WHAT THE EXERCISE ASKS:
Every record below is to be retyped exactly.

RECORDS FOR THIS EXERCISE:
====================
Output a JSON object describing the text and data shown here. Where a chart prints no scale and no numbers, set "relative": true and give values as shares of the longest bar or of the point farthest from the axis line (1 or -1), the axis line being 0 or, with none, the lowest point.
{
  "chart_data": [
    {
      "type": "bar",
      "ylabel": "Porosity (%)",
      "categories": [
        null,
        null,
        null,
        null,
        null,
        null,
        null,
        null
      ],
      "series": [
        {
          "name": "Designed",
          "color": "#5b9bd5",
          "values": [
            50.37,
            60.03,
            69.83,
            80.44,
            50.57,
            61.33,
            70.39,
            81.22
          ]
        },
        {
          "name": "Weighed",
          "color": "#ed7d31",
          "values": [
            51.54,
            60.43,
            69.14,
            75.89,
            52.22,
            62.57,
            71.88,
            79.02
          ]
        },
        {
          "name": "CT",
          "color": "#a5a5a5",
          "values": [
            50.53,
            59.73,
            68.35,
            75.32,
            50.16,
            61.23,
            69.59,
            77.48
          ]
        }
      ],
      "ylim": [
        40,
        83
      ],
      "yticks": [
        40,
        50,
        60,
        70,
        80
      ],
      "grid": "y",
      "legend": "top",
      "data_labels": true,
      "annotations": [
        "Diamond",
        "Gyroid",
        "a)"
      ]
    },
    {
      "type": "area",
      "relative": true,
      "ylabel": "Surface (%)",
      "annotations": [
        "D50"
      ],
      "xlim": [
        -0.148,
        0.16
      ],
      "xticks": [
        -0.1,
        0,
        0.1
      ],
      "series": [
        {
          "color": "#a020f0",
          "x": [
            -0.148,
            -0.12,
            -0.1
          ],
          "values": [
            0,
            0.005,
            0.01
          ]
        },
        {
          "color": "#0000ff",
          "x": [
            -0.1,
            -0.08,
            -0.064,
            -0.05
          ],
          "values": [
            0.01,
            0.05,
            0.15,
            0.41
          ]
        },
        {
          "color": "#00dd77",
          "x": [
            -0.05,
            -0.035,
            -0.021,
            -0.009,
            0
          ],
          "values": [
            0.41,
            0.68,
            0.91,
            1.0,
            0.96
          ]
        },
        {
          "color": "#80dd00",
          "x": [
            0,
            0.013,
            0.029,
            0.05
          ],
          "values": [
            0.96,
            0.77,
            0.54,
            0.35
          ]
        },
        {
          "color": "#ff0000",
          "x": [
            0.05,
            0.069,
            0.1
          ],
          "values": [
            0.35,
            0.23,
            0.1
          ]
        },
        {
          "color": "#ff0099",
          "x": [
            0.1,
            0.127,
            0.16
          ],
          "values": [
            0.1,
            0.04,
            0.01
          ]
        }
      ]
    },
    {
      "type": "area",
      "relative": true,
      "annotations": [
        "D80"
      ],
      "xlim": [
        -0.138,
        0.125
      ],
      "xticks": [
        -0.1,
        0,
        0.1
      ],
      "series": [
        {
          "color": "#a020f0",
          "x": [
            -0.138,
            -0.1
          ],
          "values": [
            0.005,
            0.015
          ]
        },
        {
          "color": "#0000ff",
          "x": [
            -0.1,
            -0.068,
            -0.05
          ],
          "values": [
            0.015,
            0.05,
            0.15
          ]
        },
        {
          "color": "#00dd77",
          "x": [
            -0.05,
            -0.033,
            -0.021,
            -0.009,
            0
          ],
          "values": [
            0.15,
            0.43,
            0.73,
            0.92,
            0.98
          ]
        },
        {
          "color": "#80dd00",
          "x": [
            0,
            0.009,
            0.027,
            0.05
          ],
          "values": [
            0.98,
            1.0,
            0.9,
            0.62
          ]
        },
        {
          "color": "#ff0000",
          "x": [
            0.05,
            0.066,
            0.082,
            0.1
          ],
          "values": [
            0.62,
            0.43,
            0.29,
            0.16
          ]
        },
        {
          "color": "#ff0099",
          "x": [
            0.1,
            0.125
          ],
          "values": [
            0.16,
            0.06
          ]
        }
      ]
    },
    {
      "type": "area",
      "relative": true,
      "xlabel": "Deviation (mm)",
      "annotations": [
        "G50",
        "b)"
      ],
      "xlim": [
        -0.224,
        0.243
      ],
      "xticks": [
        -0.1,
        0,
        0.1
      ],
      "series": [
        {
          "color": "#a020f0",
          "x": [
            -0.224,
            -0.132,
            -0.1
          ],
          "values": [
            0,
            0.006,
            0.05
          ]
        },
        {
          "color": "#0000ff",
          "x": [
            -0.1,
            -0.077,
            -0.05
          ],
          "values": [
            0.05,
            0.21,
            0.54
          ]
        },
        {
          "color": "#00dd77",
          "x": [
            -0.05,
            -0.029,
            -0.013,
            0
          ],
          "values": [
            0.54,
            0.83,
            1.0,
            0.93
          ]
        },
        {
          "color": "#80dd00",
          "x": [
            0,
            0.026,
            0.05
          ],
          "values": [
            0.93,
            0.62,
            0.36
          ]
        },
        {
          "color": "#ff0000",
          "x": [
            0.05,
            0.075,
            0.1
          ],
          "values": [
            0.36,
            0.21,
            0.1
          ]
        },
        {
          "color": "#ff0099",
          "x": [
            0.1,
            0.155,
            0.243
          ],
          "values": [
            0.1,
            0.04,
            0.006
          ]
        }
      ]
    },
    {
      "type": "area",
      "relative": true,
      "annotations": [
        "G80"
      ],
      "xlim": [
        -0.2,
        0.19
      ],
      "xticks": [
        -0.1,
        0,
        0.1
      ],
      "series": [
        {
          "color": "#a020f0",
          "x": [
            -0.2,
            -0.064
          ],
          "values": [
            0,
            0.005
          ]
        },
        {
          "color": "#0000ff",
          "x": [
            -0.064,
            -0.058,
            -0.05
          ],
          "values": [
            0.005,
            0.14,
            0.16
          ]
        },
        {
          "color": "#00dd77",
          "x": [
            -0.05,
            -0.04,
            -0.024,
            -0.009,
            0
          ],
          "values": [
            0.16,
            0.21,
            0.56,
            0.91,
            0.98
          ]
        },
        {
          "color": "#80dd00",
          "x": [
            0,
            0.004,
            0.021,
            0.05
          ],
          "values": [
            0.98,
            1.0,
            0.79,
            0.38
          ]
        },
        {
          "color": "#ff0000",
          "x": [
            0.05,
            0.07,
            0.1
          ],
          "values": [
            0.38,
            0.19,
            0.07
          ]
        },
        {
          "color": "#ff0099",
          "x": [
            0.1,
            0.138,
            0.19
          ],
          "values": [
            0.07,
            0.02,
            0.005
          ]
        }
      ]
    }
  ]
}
====================
RESPONSE FOR THIS EXERCISE:
Output a JSON object describing the text and data shown here. Where a chart prints no scale and no numbers, set "relative": true and give values as shares of the longest bar or of the point farthest from the axis line (1 or -1), the axis line being 0 or, with none, the lowest point.
{
  "chart_data": [
    {
      "type": "bar",
      "ylabel": "Porosity (%)",
      "categories": [
        null,
        null,
        null,
        null,
        null,
        null,
        null,
        null
      ],
      "series": [
        {
          "name": "Designed",
          "color": "#5b9bd5",
          "values": [
            50.37,
            60.03,
            69.83,
            80.44,
            50.57,
            61.33,
            70.39,
            81.22
          ]
        },
        {
          "name": "Weighed",
          "color": "#ed7d31",
          "values": [
            51.54,
            60.43,
            69.14,
            75.89,
            52.22,
            62.57,
            71.88,
            79.02
          ]
        },
        {
          "name": "CT",
          "color": "#a5a5a5",
          "values": [
            50.53,
            59.73,
            68.35,
            75.32,
            50.16,
            61.23,
            69.59,
            77.48
          ]
        }
      ],
      "ylim": [
        40,
        83
      ],
      "yticks": [
        40,
        50,
        60,
        70,
        80
      ],
      "grid": "y",
      "legend": "top",
      "data_labels": true,
      "annotations": [
        "Diamond",
        "Gyroid",
        "a)"
      ]
    },
    {
      "type": "area",
      "relative": true,
      "ylabel": "Surface (%)",
      "annotations": [
        "D50"
      ],
      "xlim": [
        -0.148,
        0.16
      ],
      "xticks": [
        -0.1,
        0,
        0.1
      ],
      "series": [
        {
          "color": "#a020f0",
          "x": [
            -0.148,
            -0.12,
            -0.1
          ],
          "values": [
            0,
            0.005,
            0.01
          ]
        },
        {
          "color": "#0000ff",
          "x": [
            -0.1,
            -0.08,
            -0.064,
            -0.05
          ],
          "values": [
            0.01,
            0.05,
            0.15,
            0.41
          ]
        },
        {
          "color": "#00dd77",
          "x": [
            -0.05,
            -0.035,
            -0.021,
            -0.009,
            0
          ],
          "values": [
            0.41,
            0.68,
            0.91,
            1.0,
            0.96
          ]
        },
        {
          "color": "#80dd00",
          "x": [
            0,
            0.013,
            0.029,
            0.05
          ],
          "values": [
            0.96,
            0.77,
            0.54,
            0.35
          ]
        },
        {
          "color": "#ff0000",
          "x": [
            0.05,
            0.069,
            0.1
          ],
          "values": [
            0.35,
            0.23,
            0.1
          ]
        },
        {
          "color": "#ff0099",
          "x": [
            0.1,
            0.127,
            0.16
          ],
          "values": [
            0.1,
            0.04,
            0.01
          ]
        }
      ]
    },
    {
      "type": "area",
      "relative": true,
      "annotations": [
        "D80"
      ],
      "xlim": [
        -0.138,
        0.125
      ],
      "xticks": [
        -0.1,
        0,
        0.1
      ],
      "series": [
        {
          "color": "#a020f0",
          "x": [
            -0.138,
            -0.1
          ],
          "values": [
            0.005,
            0.015
          ]
        },
        {
          "color": "#0000ff",
          "x": [
            -0.1,
            -0.068,
            -0.05
          ],
          "values": [
            0.015,
            0.05,
            0.15
          ]
        },
        {
          "color": "#00dd77",
          "x": [
            -0.05,
            -0.033,
            -0.021,
            -0.009,
            0
          ],
          "values": [
            0.15,
            0.43,
            0.73,
            0.92,
            0.98
          ]
        },
        {
          "color": "#80dd00",
          "x": [
            0,
            0.009,
            0.027,
            0.05
          ],
          "values": [
            0.98,
            1.0,
            0.9,
            0.62
          ]
        },
        {
          "color": "#ff0000",
          "x": [
            0.05,
            0.066,
            0.082,
            0.1
          ],
          "values": [
            0.62,
            0.43,
            0.29,
            0.16
          ]
        },
        {
          "color": "#ff0099",
          "x": [
            0.1,
            0.125
          ],
          "values": [
            0.16,
            0.06
          ]
        }
      ]
    },
    {
      "type": "area",
      "relative": true,
      "xlabel": "Deviation (mm)",
      "annotations": [
        "G50",
        "b)"
      ],
      "xlim": [
        -0.224,
        0.243
      ],
      "xticks": [
        -0.1,
        0,
        0.1
      ],
      "series": [
        {
          "color": "#a020f0",
          "x": [
            -0.224,
            -0.132,
            -0.1
          ],
          "values": [
            0,
            0.006,
            0.05
          ]
        },
        {
          "color": "#0000ff",
          "x": [
            -0.1,
            -0.077,
            -0.05
          ],
          "values": [
            0.05,
            0.21,
            0.54
          ]
        },
        {
          "color": "#00dd77",
          "x": [
            -0.05,
            -0.029,
            -0.013,
            0
          ],
          "values": [
            0.54,
            0.83,
            1.0,
            0.93
          ]
        },
        {
          "color": "#80dd00",
          "x": [
            0,
            0.026,
            0.05
          ],
          "values": [
            0.93,
            0.62,
            0.36
          ]
        },
        {
          "color": "#ff0000",
          "x": [
            0.05,
            0.075,
            0.1
          ],
          "values": [
            0.36,
            0.21,
            0.1
          ]
        },
        {
          "color": "#ff0099",
          "x": [
            0.1,
            0.155,
            0.243
          ],
          "values": [
            0.1,
            0.04,
            0.006
          ]
        }
      ]
    },
    {
      "type": "area",
      "relative": true,
      "annotations": [
        "G80"
      ],
      "xlim": [
        -0.2,
        0.19
      ],
      "xticks": [
        -0.1,
        0,
        0.1
      ],
      "series": [
        {
          "color": "#a020f0",
          "x": [
            -0.2,
            -0.064
          ],
          "values": [
            0,
            0.005
          ]
        },
        {
          "color": "#0000ff",
          "x": [
            -0.064,
            -0.058,
            -0.05
          ],
          "values": [
            0.005,
            0.14,
            0.16
          ]
        },
        {
          "color": "#00dd77",
          "x": [
            -0.05,
            -0.04,
            -0.024,
            -0.009,
            0
          ],
          "values": [
            0.16,
            0.21,
            0.56,
            0.91,
            0.98
          ]
        },
        {
          "color": "#80dd00",
          "x": [
            0,
            0.004,
            0.021,
            0.05
          ],
          "values": [
            0.98,
            1.0,
            0.79,
            0.38
          ]
        },
        {
          "color": "#ff0000",
          "x": [
            0.05,
            0.07,
            0.1
          ],
          "values": [
            0.38,
            0.19,
            0.07
          ]
        },
        {
          "color": "#ff0099",
          "x": [
            0.1,
            0.138,
            0.19
          ],
          "values": [
            0.07,
            0.02,
            0.005
          ]
        }
      ]
    }
  ]
}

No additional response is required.